##### Data provided #####

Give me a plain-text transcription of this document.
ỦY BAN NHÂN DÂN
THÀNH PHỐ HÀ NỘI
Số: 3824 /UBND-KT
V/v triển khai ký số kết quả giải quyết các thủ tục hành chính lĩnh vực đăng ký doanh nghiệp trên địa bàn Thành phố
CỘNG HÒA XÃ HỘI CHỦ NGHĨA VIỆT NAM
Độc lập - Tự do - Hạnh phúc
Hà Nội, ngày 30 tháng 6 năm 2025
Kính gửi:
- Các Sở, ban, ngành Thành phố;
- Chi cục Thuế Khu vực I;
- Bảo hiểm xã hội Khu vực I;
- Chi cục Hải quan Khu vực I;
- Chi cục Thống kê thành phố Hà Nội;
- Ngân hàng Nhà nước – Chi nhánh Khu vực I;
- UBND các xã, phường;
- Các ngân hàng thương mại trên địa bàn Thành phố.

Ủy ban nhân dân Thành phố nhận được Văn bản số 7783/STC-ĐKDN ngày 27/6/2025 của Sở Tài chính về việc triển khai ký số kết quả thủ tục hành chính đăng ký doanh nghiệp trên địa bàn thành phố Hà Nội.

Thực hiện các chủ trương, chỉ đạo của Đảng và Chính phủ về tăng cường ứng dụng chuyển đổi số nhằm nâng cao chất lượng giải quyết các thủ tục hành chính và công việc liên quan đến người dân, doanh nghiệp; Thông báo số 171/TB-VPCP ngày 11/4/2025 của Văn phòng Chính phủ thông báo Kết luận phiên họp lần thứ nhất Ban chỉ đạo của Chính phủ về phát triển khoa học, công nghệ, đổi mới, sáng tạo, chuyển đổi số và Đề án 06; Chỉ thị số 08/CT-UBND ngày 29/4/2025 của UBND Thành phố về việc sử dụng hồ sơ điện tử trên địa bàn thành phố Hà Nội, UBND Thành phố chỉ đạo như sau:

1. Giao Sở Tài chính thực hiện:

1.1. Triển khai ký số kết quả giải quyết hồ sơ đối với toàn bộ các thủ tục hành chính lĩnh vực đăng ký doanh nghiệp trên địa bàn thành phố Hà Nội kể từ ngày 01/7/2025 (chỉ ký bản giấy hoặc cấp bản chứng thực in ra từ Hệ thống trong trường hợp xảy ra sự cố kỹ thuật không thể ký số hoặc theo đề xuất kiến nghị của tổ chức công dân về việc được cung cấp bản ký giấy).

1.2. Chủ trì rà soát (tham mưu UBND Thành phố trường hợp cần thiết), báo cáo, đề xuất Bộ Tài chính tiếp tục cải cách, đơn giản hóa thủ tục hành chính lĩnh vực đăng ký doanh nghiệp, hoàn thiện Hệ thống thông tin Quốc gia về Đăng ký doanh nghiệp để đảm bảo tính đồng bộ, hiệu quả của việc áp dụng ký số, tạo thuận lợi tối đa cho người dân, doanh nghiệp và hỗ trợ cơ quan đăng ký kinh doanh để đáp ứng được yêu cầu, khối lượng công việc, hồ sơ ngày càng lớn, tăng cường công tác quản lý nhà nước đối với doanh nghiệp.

#####

### Requirement
Copy all of the data. Keep every word exactly as it is.

### Response below
Give me a plain-text transcription of this document.
ỦY BAN NHÂN DÂN
THÀNH PHỐ HÀ NỘI
Số: 3824 /UBND-KT
V/v triển khai ký số kết quả giải quyết các thủ tục hành chính lĩnh vực đăng ký doanh nghiệp trên địa bàn Thành phố
CỘNG HÒA XÃ HỘI CHỦ NGHĨA VIỆT NAM
Độc lập - Tự do - Hạnh phúc
Hà Nội, ngày 30 tháng 6 năm 2025
Kính gửi:
- Các Sở, ban, ngành Thành phố;
- Chi cục Thuế Khu vực I;
- Bảo hiểm xã hội Khu vực I;
- Chi cục Hải quan Khu vực I;
- Chi cục Thống kê thành phố Hà Nội;
- Ngân hàng Nhà nước – Chi nhánh Khu vực I;
- UBND các xã, phường;
- Các ngân hàng thương mại trên địa bàn Thành phố.

Ủy ban nhân dân Thành phố nhận được Văn bản số 7783/STC-ĐKDN ngày 27/6/2025 của Sở Tài chính về việc triển khai ký số kết quả thủ tục hành chính đăng ký doanh nghiệp trên địa bàn thành phố Hà Nội.

Thực hiện các chủ trương, chỉ đạo của Đảng và Chính phủ về tăng cường ứng dụng chuyển đổi số nhằm nâng cao chất lượng giải quyết các thủ tục hành chính và công việc liên quan đến người dân, doanh nghiệp; Thông báo số 171/TB-VPCP ngày 11/4/2025 của Văn phòng Chính phủ thông báo Kết luận phiên họp lần thứ nhất Ban chỉ đạo của Chính phủ về phát triển khoa học, công nghệ, đổi mới, sáng tạo, chuyển đổi số và Đề án 06; Chỉ thị số 08/CT-UBND ngày 29/4/2025 của UBND Thành phố về việc sử dụng hồ sơ điện tử trên địa bàn thành phố Hà Nội, UBND Thành phố chỉ đạo như sau:

1. Giao Sở Tài chính thực hiện:

1.1. Triển khai ký số kết quả giải quyết hồ sơ đối với toàn bộ các thủ tục hành chính lĩnh vực đăng ký doanh nghiệp trên địa bàn thành phố Hà Nội kể từ ngày 01/7/2025 (chỉ ký bản giấy hoặc cấp bản chứng thực in ra từ Hệ thống trong trường hợp xảy ra sự cố kỹ thuật không thể ký số hoặc theo đề xuất kiến nghị của tổ chức công dân về việc được cung cấp bản ký giấy).

1.2. Chủ trì rà soát (tham mưu UBND Thành phố trường hợp cần thiết), báo cáo, đề xuất Bộ Tài chính tiếp tục cải cách, đơn giản hóa thủ tục hành chính lĩnh vực đăng ký doanh nghiệp, hoàn thiện Hệ thống thông tin Quốc gia về Đăng ký doanh nghiệp để đảm bảo tính đồng bộ, hiệu quả của việc áp dụng ký số, tạo thuận lợi tối đa cho người dân, doanh nghiệp và hỗ trợ cơ quan đăng ký kinh doanh để đáp ứng được yêu cầu, khối lượng công việc, hồ sơ ngày càng lớn, tăng cường công tác quản lý nhà nước đối với doanh nghiệp.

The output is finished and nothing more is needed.